Advances in systemic treatment for adults with moderate-to-severe atopic dermatitis

Atopic dermatitis (AD) is generally considered a T-helper type 2-dominated disease. Adult AD is often more severe and less manageable by topical therapies and may require systemic immunosuppressants that bear notable side effects and organ toxicities. There is an unmet need for safe and effective long-term therapy in this population. Dupilumab, a fully human monoclonal antibody, dually inhibits interleukin (IL) IL-4 and IL-13 signaling and has demonstrated promising efficacy and acceptable safety profile in several Phase III trials, followed by recent Food and Drug Administration approval for the treatment of moderate-to-severe AD in adults whose disease is inadequately controlled with topical therapies. Dupilumab may also serve as a new treatment option when other systemic medications have failed or are inadvisable. Nevertheless, long-term safety data beyond 1 year and comparison with the existing therapies remain to be investigated. Other emerging agents targeting pruritogenic proteins, chronic inflammation, and epidermal hyperplasia are under vigorous clinical development. In particular, nemolizumab, blocking IL-31-mediated pruritus, has been reported in Phase II trials to provide symptom relief by interrupting the itch-scratch cycle. Accompanied by thorough characterization of different phenotype and endotype subsets, the era of precision medicine could bring new prospects in the optimal treatment of AD.
★ ★ ★ ★ ★
▶ **Goal of the exercise**:
Name every interleukin mentioned in the atopic dermatitis text. Use only the atopic dermatitis text to answer.
★ ★ ★ ★ ★
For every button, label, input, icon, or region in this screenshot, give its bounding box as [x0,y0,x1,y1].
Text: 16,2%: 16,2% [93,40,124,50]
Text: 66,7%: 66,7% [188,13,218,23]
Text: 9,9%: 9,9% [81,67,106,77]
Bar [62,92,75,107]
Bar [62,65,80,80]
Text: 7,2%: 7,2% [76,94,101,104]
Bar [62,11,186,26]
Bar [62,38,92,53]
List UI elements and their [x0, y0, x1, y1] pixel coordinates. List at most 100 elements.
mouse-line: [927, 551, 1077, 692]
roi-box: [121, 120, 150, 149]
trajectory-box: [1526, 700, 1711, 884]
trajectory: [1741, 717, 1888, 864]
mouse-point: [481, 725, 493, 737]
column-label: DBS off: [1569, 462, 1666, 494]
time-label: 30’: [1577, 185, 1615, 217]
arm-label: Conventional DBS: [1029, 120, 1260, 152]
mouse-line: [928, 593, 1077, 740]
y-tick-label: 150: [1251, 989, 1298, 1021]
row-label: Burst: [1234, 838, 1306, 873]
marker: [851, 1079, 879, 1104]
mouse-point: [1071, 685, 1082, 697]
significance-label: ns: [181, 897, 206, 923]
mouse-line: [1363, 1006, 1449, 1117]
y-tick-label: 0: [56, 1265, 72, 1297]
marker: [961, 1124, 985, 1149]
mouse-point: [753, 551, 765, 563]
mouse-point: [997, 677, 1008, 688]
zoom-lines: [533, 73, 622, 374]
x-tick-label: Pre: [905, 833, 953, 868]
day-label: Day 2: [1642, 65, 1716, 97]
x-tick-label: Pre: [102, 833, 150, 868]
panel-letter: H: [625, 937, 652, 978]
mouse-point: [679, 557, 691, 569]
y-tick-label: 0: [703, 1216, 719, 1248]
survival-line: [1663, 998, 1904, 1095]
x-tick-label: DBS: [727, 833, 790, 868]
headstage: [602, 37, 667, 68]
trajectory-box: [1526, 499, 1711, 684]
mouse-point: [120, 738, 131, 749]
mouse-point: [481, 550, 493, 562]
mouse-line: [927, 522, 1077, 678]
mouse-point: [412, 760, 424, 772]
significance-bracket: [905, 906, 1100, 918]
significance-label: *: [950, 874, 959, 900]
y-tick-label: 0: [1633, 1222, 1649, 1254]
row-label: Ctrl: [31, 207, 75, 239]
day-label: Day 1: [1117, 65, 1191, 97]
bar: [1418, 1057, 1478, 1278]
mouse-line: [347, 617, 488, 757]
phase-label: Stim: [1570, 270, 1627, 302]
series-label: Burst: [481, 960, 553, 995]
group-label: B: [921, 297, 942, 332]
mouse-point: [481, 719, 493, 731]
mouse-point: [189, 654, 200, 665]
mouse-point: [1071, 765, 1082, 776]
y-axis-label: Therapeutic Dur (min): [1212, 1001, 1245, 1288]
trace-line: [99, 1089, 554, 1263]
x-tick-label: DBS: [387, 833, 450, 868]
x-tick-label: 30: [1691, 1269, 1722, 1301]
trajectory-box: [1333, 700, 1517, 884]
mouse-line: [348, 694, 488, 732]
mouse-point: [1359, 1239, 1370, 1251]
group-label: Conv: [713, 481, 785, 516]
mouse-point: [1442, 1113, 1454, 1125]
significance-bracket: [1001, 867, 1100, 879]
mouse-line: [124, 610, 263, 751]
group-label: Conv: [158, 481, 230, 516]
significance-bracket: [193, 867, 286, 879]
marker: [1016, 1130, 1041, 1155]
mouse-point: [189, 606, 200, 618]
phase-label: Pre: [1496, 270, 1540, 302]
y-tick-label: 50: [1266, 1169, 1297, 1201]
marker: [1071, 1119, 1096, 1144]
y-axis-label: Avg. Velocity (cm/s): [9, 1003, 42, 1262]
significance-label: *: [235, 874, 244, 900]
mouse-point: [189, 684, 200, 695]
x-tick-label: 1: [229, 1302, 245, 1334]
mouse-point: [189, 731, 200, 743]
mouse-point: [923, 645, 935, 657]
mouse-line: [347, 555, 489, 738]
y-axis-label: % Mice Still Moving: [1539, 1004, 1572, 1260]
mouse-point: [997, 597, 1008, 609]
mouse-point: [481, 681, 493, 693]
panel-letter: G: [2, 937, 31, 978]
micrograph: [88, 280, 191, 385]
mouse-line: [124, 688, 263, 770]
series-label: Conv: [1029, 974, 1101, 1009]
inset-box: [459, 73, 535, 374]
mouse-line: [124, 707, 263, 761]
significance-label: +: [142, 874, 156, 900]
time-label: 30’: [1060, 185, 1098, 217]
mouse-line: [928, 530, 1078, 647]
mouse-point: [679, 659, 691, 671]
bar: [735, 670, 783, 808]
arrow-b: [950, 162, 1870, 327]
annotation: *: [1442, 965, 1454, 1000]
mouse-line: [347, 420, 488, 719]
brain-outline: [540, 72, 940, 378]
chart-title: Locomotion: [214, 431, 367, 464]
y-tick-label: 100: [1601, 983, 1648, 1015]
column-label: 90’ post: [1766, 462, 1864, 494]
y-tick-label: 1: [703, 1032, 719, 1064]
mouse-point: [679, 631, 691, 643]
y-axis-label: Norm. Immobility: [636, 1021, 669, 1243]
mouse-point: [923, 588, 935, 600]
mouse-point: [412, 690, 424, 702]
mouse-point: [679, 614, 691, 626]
★ ★ ★ ★ ★
▶ **Answer to the exercise**:
IL-4, IL-13, IL-31